PROVIDED INFORMATION -
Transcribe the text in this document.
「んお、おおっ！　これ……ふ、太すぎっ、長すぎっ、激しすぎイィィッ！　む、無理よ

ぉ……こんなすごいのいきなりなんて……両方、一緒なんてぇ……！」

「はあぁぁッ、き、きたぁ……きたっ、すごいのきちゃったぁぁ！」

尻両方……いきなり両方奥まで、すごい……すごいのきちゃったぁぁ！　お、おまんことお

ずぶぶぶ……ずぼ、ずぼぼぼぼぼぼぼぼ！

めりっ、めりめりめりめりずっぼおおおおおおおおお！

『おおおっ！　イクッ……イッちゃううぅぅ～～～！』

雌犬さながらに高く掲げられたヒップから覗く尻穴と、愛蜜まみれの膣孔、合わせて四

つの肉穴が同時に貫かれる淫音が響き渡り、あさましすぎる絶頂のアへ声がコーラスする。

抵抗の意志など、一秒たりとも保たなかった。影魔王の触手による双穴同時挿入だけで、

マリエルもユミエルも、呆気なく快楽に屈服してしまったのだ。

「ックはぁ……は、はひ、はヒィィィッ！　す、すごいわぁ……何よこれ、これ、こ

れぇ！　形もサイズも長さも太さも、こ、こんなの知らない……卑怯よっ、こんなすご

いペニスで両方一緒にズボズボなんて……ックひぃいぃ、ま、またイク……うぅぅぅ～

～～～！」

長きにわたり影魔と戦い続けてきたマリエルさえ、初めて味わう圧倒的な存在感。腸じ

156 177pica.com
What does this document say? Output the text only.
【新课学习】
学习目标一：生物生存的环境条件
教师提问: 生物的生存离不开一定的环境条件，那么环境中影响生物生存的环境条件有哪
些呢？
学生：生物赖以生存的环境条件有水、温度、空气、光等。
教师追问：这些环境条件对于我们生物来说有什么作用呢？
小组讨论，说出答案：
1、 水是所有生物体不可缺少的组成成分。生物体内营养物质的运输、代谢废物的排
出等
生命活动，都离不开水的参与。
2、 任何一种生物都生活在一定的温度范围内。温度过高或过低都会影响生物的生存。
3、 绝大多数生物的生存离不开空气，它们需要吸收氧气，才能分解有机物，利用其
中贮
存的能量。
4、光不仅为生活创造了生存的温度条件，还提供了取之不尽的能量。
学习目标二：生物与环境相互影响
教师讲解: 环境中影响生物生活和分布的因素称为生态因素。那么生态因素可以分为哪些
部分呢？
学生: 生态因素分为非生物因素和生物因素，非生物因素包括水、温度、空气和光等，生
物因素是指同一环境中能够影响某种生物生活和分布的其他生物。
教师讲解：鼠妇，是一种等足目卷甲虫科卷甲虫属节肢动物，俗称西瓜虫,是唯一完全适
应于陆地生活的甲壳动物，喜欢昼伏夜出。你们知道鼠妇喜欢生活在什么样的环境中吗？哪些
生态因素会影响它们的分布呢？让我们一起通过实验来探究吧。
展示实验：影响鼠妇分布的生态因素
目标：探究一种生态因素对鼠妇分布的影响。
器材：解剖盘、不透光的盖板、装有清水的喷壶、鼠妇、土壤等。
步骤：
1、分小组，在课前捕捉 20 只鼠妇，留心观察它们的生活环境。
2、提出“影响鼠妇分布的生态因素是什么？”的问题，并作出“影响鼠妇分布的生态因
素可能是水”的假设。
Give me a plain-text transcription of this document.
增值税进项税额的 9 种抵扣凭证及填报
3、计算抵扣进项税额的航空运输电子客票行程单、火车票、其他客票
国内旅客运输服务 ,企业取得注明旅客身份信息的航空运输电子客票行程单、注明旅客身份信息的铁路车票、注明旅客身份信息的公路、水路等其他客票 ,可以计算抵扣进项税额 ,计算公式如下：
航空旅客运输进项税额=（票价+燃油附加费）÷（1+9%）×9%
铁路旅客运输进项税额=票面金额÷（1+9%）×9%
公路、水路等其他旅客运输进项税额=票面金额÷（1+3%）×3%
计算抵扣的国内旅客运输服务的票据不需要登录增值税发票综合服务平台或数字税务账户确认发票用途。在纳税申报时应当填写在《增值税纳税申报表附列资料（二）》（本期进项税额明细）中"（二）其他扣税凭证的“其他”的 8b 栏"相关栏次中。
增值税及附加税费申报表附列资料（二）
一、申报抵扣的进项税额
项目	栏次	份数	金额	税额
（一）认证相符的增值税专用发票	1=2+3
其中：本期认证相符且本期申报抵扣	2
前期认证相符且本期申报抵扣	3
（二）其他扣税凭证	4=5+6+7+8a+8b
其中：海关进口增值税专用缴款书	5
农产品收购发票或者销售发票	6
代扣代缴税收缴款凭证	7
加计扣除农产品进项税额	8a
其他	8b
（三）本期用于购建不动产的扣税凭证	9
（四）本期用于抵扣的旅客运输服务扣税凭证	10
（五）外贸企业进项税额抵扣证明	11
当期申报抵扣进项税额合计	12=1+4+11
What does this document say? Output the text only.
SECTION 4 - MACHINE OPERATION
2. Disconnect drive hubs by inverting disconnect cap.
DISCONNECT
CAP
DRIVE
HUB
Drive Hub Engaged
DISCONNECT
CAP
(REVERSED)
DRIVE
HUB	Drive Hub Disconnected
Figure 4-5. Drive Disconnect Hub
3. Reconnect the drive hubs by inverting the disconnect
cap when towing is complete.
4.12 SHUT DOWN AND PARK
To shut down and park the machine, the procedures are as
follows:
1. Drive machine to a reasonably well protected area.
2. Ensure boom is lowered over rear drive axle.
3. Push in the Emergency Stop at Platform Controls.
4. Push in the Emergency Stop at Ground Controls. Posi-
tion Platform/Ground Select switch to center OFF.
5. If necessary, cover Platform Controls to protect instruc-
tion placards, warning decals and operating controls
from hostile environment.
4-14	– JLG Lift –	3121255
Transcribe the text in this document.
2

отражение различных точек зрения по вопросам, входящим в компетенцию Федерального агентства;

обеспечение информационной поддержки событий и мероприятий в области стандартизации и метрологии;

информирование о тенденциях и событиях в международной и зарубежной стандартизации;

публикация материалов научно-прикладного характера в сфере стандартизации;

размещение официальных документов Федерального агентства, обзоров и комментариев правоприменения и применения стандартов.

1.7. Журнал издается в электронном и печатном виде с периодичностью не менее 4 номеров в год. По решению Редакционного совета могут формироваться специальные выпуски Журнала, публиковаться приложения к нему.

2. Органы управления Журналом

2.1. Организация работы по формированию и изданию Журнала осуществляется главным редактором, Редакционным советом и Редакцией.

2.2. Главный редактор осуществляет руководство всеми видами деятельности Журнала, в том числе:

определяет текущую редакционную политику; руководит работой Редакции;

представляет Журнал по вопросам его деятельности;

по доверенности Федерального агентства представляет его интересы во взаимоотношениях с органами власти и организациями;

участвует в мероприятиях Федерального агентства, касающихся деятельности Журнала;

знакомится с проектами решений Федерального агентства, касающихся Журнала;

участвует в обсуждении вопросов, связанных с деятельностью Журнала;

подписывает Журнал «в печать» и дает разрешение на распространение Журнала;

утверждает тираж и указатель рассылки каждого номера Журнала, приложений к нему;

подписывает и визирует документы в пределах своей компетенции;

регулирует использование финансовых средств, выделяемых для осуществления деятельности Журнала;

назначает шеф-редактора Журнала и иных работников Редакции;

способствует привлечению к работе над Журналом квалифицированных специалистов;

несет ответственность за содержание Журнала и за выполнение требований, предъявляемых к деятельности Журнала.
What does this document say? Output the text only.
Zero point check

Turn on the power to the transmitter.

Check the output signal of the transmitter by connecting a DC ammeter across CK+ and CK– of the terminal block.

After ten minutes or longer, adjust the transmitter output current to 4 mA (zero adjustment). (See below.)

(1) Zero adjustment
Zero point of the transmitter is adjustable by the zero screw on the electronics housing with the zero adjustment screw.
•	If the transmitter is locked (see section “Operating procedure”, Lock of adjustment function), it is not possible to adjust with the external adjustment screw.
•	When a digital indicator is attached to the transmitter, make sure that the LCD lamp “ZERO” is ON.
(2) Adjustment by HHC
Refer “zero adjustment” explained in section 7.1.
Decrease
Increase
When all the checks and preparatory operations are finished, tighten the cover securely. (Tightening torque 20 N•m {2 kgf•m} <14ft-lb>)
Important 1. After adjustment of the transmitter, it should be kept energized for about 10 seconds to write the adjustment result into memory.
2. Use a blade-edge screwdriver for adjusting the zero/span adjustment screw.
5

OBJECTIVE -
Show the lines of the material that contain the word "with".

REPLY TO THE EXERCISE -
Zero point of the transmitter is adjustable by the zero screw on the electronics housing with the zero adjustment screw.
•	If the transmitter is locked (see section “Operating procedure”, Lock of adjustment function), it is not possible to adjust with the external adjustment screw.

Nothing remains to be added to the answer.